■ **DATA SHOWN**:
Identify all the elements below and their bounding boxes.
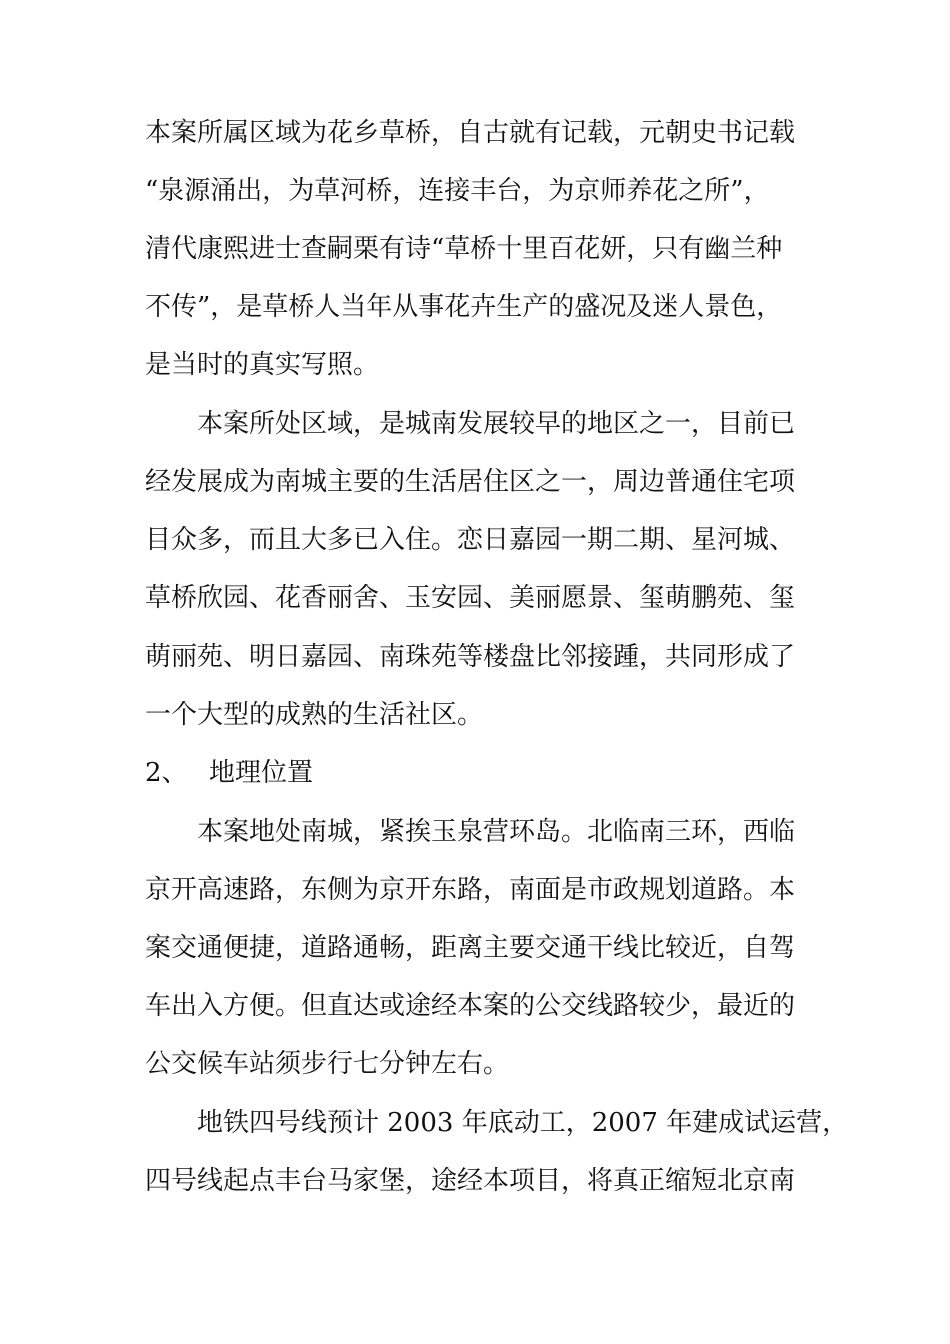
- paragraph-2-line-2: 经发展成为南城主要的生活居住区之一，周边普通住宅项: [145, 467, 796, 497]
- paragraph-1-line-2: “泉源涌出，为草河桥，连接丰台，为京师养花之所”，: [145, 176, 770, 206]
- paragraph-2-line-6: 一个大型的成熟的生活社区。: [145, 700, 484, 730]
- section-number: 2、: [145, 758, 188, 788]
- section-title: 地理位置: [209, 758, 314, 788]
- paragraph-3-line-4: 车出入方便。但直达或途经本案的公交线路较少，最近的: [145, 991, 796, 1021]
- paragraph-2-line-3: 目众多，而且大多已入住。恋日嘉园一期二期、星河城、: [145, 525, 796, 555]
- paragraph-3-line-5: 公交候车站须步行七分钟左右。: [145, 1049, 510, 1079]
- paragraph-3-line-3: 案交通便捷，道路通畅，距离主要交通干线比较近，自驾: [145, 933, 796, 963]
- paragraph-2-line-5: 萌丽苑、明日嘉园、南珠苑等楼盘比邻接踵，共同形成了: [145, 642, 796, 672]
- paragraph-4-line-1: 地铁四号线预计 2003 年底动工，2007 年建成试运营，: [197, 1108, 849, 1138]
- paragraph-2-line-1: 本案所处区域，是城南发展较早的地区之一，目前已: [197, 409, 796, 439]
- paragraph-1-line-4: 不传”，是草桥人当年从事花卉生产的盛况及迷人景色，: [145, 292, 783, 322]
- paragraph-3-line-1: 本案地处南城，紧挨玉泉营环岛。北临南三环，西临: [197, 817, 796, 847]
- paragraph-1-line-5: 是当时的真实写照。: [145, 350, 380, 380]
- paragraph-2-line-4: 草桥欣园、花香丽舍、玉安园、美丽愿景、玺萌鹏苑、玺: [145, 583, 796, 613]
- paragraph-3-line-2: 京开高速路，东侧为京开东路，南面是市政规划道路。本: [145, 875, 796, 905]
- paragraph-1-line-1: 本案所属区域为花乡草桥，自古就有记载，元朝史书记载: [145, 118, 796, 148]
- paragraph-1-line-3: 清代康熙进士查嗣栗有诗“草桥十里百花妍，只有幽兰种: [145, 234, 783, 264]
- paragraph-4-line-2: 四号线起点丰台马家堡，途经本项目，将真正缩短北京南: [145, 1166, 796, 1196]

■ **EXERCISE PROMPT**: Copy every line of the data above word for word, leaving out the picture.

■ **RESULT**:
Identify all the elements below and their bounding boxes.
- paragraph-2-line-2: 经发展成为南城主要的生活居住区之一，周边普通住宅项: [145, 467, 796, 497]
- paragraph-1-line-2: “泉源涌出，为草河桥，连接丰台，为京师养花之所”，: [145, 176, 770, 206]
- paragraph-2-line-6: 一个大型的成熟的生活社区。: [145, 700, 484, 730]
- section-number: 2、: [145, 758, 188, 788]
- section-title: 地理位置: [209, 758, 314, 788]
- paragraph-3-line-4: 车出入方便。但直达或途经本案的公交线路较少，最近的: [145, 991, 796, 1021]
- paragraph-2-line-3: 目众多，而且大多已入住。恋日嘉园一期二期、星河城、: [145, 525, 796, 555]
- paragraph-3-line-5: 公交候车站须步行七分钟左右。: [145, 1049, 510, 1079]
- paragraph-3-line-3: 案交通便捷，道路通畅，距离主要交通干线比较近，自驾: [145, 933, 796, 963]
- paragraph-2-line-5: 萌丽苑、明日嘉园、南珠苑等楼盘比邻接踵，共同形成了: [145, 642, 796, 672]
- paragraph-4-line-1: 地铁四号线预计 2003 年底动工，2007 年建成试运营，: [197, 1108, 849, 1138]
- paragraph-2-line-1: 本案所处区域，是城南发展较早的地区之一，目前已: [197, 409, 796, 439]
- paragraph-1-line-4: 不传”，是草桥人当年从事花卉生产的盛况及迷人景色，: [145, 292, 783, 322]
- paragraph-3-line-1: 本案地处南城，紧挨玉泉营环岛。北临南三环，西临: [197, 817, 796, 847]
- paragraph-1-line-5: 是当时的真实写照。: [145, 350, 380, 380]
- paragraph-2-line-4: 草桥欣园、花香丽舍、玉安园、美丽愿景、玺萌鹏苑、玺: [145, 583, 796, 613]
- paragraph-3-line-2: 京开高速路，东侧为京开东路，南面是市政规划道路。本: [145, 875, 796, 905]
- paragraph-1-line-1: 本案所属区域为花乡草桥，自古就有记载，元朝史书记载: [145, 118, 796, 148]
- paragraph-1-line-3: 清代康熙进士查嗣栗有诗“草桥十里百花妍，只有幽兰种: [145, 234, 783, 264]
- paragraph-4-line-2: 四号线起点丰台马家堡，途经本项目，将真正缩短北京南: [145, 1166, 796, 1196]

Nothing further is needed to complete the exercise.